Pictures do not belong in the copy, so please give every entry below again exactly.

>>>

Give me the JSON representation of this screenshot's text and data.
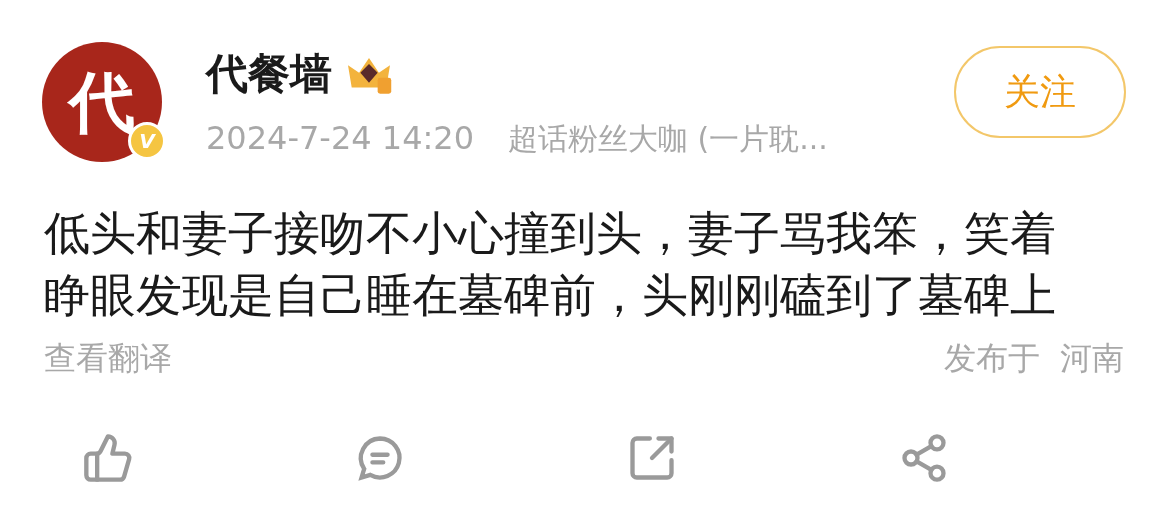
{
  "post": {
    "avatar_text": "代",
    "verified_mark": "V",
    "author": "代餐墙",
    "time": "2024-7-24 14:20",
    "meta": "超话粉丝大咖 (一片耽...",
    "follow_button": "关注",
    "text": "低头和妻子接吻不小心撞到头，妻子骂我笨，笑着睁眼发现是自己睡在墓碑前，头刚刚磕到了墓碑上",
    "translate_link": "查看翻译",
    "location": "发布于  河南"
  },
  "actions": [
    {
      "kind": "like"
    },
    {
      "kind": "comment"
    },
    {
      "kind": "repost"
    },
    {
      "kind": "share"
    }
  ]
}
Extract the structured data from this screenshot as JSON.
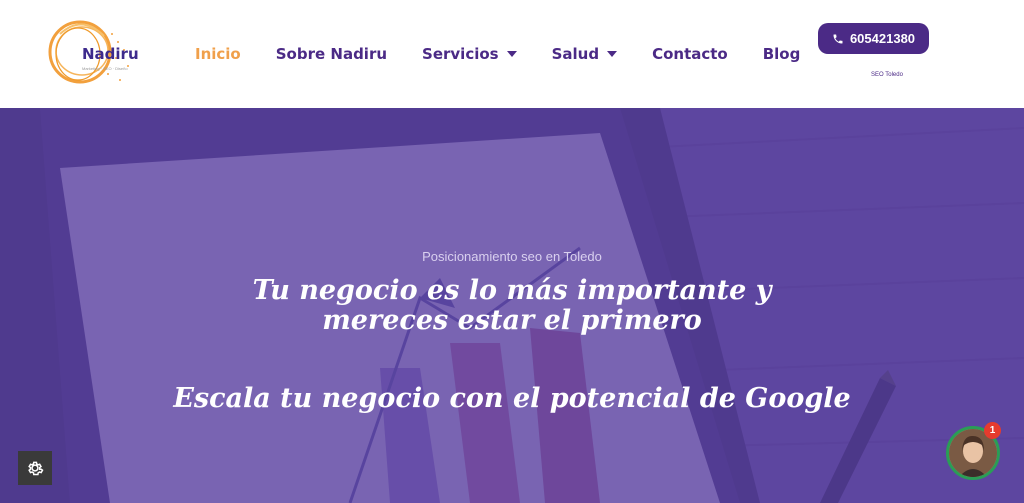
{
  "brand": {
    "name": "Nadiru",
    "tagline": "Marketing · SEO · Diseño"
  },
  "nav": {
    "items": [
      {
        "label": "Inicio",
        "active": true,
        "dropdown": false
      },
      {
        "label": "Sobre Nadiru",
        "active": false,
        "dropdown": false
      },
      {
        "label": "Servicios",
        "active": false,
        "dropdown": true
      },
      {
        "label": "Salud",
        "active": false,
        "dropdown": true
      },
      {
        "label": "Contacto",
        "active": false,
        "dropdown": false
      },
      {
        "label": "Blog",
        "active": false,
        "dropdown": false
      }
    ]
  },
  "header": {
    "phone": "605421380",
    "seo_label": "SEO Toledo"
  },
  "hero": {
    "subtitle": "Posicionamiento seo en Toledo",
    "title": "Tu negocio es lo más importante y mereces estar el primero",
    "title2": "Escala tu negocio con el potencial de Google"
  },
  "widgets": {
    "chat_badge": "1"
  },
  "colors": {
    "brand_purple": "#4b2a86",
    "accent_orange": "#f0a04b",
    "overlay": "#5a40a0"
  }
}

<<<

▶ _Solution for this exercise_
Give me the JSON representation of this screenshot's text and data.
{
  "post": {
    "avatar_text": "代",
    "verified_mark": "V",
    "author": "代餐墙",
    "time": "2024-7-24 14:20",
    "meta": "超话粉丝大咖 (一片耽...",
    "follow_button": "关注",
    "text": "低头和妻子接吻不小心撞到头，妻子骂我笨，笑着睁眼发现是自己睡在墓碑前，头刚刚磕到了墓碑上",
    "translate_link": "查看翻译",
    "location": "发布于  河南"
  },
  "actions": [
    {
      "kind": "like"
    },
    {
      "kind": "comment"
    },
    {
      "kind": "repost"
    },
    {
      "kind": "share"
    }
  ]
}
Extract the structured data from this screenshot as JSON.
{
  "brand": {
    "name": "Nadiru",
    "tagline": "Marketing · SEO · Diseño"
  },
  "nav": {
    "items": [
      {
        "label": "Inicio",
        "active": true,
        "dropdown": false
      },
      {
        "label": "Sobre Nadiru",
        "active": false,
        "dropdown": false
      },
      {
        "label": "Servicios",
        "active": false,
        "dropdown": true
      },
      {
        "label": "Salud",
        "active": false,
        "dropdown": true
      },
      {
        "label": "Contacto",
        "active": false,
        "dropdown": false
      },
      {
        "label": "Blog",
        "active": false,
        "dropdown": false
      }
    ]
  },
  "header": {
    "phone": "605421380",
    "seo_label": "SEO Toledo"
  },
  "hero": {
    "subtitle": "Posicionamiento seo en Toledo",
    "title": "Tu negocio es lo más importante y mereces estar el primero",
    "title2": "Escala tu negocio con el potencial de Google"
  },
  "widgets": {
    "chat_badge": "1"
  },
  "colors": {
    "brand_purple": "#4b2a86",
    "accent_orange": "#f0a04b",
    "overlay": "#5a40a0"
  }
}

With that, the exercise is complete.